* [Aim]: Pick out each line containing the string "załączania" and copy it.

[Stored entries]
— begin —

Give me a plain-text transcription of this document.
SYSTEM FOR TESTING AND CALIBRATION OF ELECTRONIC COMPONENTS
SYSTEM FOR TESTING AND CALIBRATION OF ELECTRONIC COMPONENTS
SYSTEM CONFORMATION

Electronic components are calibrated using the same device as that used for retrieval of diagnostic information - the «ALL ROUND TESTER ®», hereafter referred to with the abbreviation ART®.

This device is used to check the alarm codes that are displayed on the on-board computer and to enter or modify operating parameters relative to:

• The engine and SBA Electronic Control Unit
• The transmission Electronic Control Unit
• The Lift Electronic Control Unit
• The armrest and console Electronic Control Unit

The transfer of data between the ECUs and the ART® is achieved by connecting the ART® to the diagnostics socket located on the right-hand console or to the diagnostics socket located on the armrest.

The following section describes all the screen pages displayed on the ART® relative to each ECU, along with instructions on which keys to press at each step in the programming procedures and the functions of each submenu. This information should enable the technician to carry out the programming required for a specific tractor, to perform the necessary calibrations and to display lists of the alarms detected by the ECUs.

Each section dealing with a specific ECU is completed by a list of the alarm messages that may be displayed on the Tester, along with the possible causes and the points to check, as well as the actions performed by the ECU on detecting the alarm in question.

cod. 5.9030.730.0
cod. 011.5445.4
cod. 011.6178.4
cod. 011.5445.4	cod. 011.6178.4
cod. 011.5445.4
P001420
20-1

— end —
— begin —

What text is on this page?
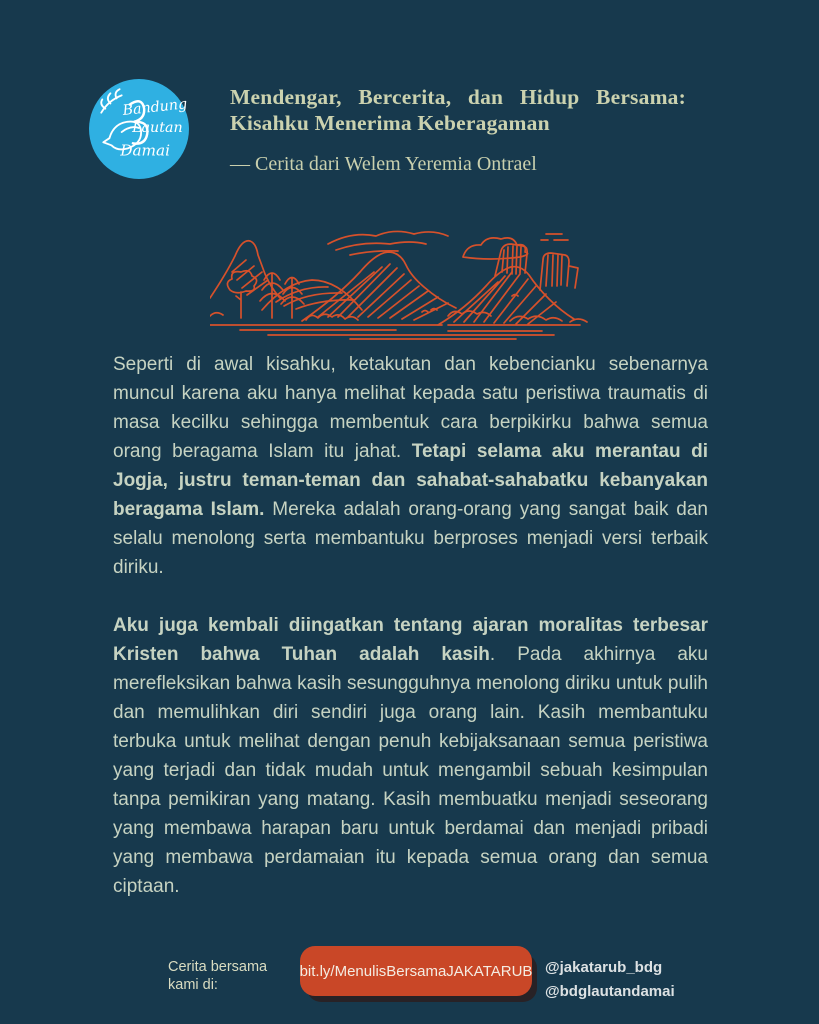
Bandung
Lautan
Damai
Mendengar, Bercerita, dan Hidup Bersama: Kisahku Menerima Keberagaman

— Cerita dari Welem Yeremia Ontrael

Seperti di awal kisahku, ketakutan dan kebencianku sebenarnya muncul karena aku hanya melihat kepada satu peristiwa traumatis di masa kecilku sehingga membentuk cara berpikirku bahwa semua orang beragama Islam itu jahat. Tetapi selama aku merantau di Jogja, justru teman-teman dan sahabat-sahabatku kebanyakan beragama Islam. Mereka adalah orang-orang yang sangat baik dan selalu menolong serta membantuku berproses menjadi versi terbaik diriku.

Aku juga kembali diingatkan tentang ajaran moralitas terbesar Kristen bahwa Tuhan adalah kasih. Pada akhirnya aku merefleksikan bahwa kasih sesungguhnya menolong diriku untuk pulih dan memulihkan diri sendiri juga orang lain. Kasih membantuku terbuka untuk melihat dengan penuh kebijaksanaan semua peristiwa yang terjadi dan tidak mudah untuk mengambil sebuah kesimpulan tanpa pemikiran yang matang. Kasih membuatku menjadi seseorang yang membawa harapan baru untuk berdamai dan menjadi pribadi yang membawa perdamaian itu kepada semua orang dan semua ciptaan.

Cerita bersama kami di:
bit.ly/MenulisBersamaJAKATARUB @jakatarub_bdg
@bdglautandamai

— end —
— begin —

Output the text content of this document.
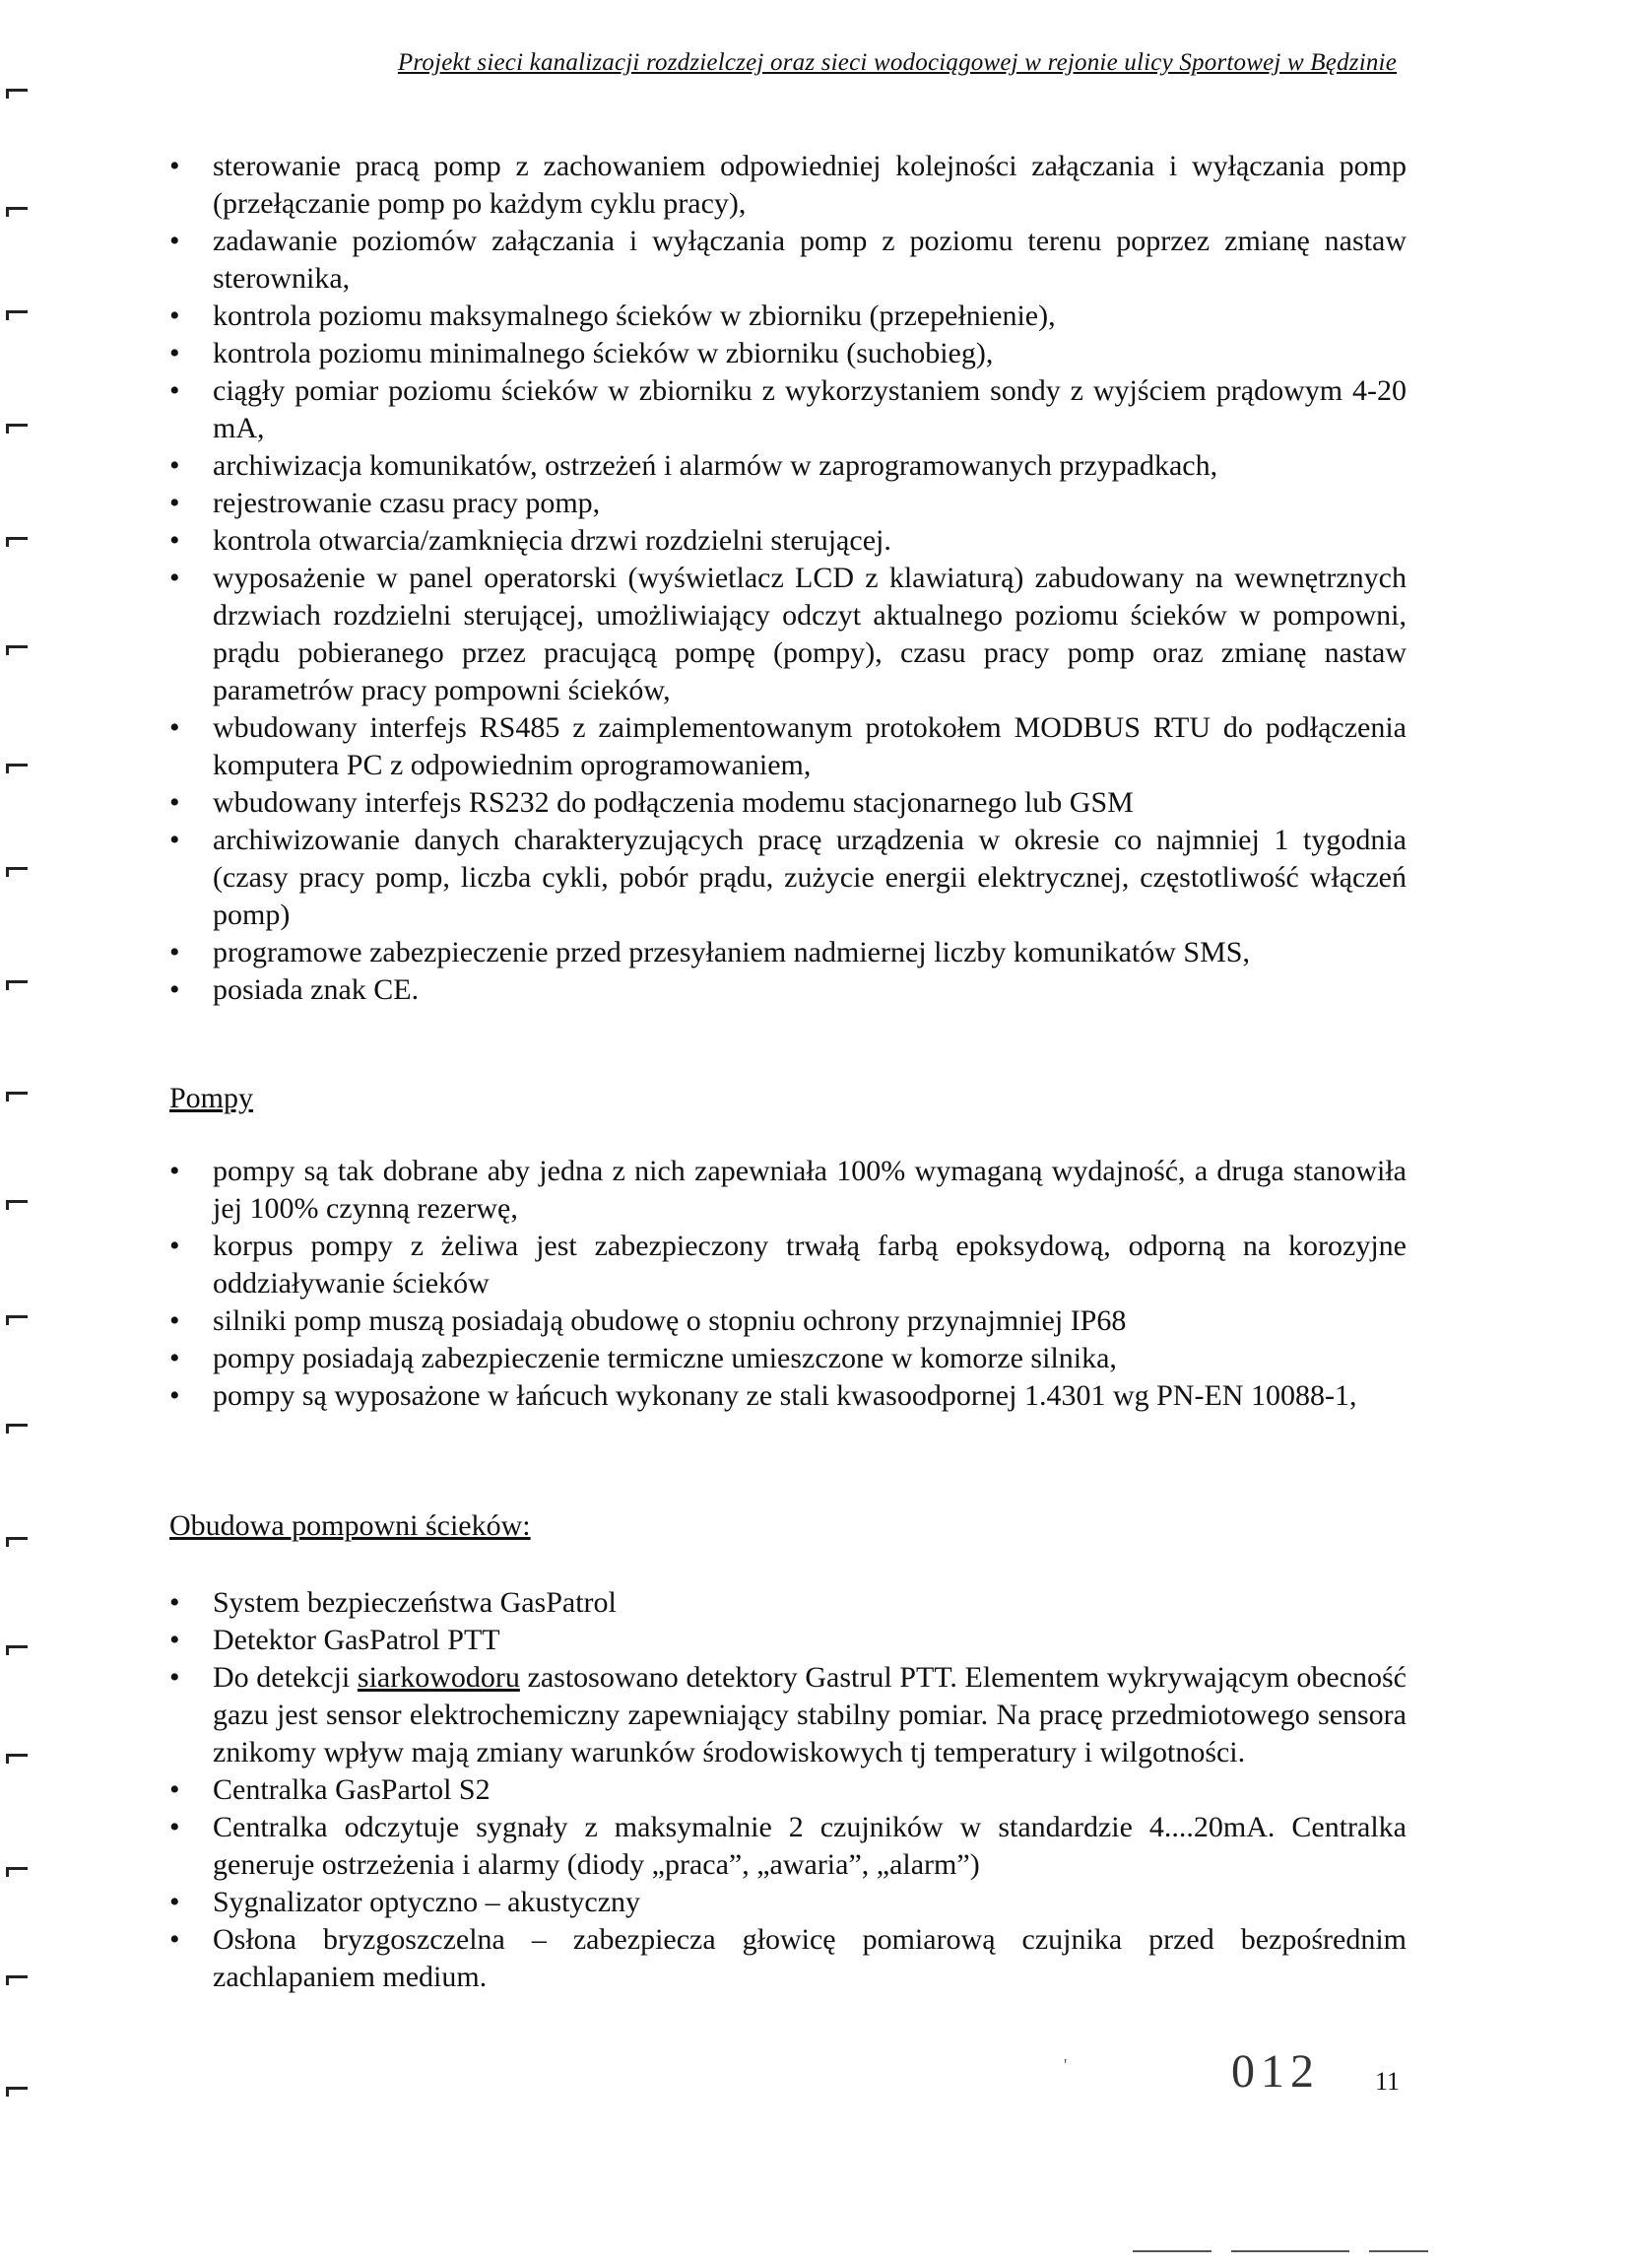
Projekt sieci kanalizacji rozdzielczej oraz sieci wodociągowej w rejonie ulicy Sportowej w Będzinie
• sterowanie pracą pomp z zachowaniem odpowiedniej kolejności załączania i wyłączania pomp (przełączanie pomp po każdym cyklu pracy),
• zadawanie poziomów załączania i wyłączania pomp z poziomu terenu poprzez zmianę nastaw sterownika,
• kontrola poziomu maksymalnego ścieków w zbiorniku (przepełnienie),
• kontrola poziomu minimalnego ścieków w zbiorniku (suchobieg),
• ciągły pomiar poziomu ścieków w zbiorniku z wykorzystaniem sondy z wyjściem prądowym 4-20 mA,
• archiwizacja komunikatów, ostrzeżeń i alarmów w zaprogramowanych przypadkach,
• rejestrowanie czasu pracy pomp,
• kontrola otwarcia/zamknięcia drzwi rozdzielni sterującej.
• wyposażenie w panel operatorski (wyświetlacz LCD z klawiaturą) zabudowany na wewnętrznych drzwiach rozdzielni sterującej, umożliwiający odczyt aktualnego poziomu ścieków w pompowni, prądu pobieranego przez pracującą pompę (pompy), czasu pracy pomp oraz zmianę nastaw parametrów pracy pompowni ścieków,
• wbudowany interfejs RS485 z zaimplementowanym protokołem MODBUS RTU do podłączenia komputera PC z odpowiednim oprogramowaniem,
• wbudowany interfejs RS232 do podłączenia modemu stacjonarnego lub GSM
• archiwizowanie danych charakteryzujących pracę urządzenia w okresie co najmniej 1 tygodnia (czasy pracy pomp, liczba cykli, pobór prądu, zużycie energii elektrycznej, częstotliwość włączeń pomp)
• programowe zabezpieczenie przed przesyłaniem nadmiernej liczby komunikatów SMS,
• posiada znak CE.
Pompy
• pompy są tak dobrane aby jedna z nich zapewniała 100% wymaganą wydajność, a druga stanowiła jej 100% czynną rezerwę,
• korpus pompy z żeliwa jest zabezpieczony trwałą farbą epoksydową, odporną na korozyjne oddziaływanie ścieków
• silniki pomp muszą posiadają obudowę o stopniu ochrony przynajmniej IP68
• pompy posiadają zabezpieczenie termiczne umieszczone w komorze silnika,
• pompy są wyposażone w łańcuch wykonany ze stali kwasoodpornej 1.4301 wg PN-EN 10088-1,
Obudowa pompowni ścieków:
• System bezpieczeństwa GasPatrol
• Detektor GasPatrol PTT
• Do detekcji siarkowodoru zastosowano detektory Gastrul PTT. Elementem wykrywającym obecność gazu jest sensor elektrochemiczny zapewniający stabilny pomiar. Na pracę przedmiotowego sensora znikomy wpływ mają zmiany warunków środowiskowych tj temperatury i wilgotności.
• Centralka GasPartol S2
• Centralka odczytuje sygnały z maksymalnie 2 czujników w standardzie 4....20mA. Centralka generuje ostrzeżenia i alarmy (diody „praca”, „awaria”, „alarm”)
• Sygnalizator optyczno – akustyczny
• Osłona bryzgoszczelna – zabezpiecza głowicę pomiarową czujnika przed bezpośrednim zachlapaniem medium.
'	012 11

— end —

* [Response below]:
• sterowanie pracą pomp z zachowaniem odpowiedniej kolejności załączania i wyłączania pomp (przełączanie pomp po każdym cyklu pracy),
• zadawanie poziomów załączania i wyłączania pomp z poziomu terenu poprzez zmianę nastaw sterownika,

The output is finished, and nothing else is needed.